- WORK INSTRUCTIONS
Spot each line that carries the word "Management"; copy those lines.

- DATA EXCERPTS
--------------------

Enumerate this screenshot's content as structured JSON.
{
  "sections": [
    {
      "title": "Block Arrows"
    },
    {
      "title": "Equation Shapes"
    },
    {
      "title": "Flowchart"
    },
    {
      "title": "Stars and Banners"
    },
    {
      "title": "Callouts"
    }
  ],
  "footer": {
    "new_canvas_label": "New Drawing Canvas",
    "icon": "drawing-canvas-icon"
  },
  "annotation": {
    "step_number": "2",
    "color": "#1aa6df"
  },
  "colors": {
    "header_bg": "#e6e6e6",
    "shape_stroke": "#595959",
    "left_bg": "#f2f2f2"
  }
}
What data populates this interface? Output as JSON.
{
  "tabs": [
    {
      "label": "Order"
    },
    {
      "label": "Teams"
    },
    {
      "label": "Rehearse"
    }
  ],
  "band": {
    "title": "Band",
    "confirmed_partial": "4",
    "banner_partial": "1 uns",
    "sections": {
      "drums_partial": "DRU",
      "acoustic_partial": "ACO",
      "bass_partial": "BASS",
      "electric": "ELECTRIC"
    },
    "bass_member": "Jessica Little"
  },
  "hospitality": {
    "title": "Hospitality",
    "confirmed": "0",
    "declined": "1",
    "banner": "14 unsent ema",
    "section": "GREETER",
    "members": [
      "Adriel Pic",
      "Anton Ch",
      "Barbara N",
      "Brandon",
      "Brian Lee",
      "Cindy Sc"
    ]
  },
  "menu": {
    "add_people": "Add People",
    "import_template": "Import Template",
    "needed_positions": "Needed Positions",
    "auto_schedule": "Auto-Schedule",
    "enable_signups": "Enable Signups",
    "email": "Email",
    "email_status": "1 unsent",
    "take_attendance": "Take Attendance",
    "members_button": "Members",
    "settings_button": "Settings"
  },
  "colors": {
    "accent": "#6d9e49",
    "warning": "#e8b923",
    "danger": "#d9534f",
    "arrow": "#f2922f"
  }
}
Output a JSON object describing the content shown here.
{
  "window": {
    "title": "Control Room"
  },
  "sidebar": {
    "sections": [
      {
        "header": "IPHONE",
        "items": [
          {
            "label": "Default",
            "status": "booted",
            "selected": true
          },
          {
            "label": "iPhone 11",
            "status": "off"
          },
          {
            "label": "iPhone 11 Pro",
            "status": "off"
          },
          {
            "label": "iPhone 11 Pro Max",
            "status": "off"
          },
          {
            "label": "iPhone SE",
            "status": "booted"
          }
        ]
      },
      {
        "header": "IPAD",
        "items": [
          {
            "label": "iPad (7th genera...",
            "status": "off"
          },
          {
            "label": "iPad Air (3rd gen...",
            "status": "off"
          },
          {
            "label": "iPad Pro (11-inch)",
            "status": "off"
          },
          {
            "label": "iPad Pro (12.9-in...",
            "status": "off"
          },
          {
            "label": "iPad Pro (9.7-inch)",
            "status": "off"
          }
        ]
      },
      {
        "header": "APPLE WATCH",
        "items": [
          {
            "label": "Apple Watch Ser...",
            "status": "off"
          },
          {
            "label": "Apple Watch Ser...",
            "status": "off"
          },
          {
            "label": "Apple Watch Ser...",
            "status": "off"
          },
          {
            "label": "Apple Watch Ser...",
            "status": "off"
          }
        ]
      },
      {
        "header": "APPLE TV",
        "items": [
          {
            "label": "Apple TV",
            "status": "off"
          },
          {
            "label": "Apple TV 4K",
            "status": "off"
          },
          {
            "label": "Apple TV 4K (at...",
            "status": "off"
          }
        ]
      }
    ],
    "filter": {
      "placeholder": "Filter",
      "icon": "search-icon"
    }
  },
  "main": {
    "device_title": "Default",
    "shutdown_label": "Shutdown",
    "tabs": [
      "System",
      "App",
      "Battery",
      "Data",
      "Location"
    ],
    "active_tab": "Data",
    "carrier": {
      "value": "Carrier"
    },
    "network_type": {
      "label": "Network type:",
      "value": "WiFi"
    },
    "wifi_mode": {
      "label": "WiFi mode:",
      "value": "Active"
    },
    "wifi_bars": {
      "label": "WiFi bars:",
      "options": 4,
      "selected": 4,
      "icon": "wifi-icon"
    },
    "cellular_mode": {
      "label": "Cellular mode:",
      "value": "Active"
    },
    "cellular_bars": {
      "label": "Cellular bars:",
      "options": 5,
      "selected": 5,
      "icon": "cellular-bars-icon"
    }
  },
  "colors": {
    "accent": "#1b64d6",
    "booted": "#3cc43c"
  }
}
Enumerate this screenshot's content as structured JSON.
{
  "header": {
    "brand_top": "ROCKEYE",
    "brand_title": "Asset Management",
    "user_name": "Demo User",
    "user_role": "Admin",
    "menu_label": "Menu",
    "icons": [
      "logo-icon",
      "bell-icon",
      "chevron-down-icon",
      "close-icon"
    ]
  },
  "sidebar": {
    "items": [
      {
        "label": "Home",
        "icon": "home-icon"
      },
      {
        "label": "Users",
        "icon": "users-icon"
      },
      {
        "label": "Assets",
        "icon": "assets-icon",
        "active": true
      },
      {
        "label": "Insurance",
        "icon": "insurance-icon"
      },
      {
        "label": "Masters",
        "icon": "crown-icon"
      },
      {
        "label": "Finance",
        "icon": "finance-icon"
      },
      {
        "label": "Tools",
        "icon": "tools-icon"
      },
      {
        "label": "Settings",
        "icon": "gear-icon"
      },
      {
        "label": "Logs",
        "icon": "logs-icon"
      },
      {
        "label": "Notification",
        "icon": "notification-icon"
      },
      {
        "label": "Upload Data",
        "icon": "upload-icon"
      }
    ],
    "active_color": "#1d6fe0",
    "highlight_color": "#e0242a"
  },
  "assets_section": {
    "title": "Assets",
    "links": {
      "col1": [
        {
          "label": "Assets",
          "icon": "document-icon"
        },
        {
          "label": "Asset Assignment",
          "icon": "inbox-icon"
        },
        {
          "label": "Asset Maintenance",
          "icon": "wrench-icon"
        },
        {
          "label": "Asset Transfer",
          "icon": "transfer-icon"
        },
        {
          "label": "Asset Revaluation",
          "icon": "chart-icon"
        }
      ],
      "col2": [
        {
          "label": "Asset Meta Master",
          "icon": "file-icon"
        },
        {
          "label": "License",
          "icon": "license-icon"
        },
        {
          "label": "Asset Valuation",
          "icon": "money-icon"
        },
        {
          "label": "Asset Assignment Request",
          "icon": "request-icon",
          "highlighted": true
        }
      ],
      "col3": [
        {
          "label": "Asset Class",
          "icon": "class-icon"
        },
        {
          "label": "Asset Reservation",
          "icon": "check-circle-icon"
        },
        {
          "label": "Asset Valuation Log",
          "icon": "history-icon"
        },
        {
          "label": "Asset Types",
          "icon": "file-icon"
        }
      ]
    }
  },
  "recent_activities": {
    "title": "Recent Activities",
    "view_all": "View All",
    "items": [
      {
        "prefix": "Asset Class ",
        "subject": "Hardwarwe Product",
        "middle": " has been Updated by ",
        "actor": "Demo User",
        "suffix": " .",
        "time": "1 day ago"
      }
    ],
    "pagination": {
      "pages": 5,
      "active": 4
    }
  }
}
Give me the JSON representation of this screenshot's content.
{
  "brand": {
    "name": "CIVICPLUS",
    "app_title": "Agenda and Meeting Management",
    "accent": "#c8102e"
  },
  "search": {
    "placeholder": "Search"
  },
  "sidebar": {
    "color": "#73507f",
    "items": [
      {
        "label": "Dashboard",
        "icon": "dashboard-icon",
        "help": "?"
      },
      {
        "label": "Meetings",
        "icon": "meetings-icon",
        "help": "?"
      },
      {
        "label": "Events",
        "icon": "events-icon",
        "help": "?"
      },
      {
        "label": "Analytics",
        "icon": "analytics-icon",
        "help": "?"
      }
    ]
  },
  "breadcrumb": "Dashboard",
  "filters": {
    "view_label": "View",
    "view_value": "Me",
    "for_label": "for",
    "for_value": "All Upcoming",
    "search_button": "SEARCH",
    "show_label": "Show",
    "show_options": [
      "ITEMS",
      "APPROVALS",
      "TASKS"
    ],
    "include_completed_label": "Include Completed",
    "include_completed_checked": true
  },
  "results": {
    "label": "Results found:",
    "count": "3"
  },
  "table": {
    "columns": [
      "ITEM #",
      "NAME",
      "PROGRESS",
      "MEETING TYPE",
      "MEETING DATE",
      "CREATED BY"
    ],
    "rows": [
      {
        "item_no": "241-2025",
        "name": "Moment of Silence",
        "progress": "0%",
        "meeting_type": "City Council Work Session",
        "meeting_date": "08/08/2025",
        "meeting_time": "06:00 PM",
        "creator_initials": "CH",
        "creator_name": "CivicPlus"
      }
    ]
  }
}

--------------------

- TASK SOLUTION
    "brand_title": "Asset Management",
    "app_title": "Agenda and Meeting Management",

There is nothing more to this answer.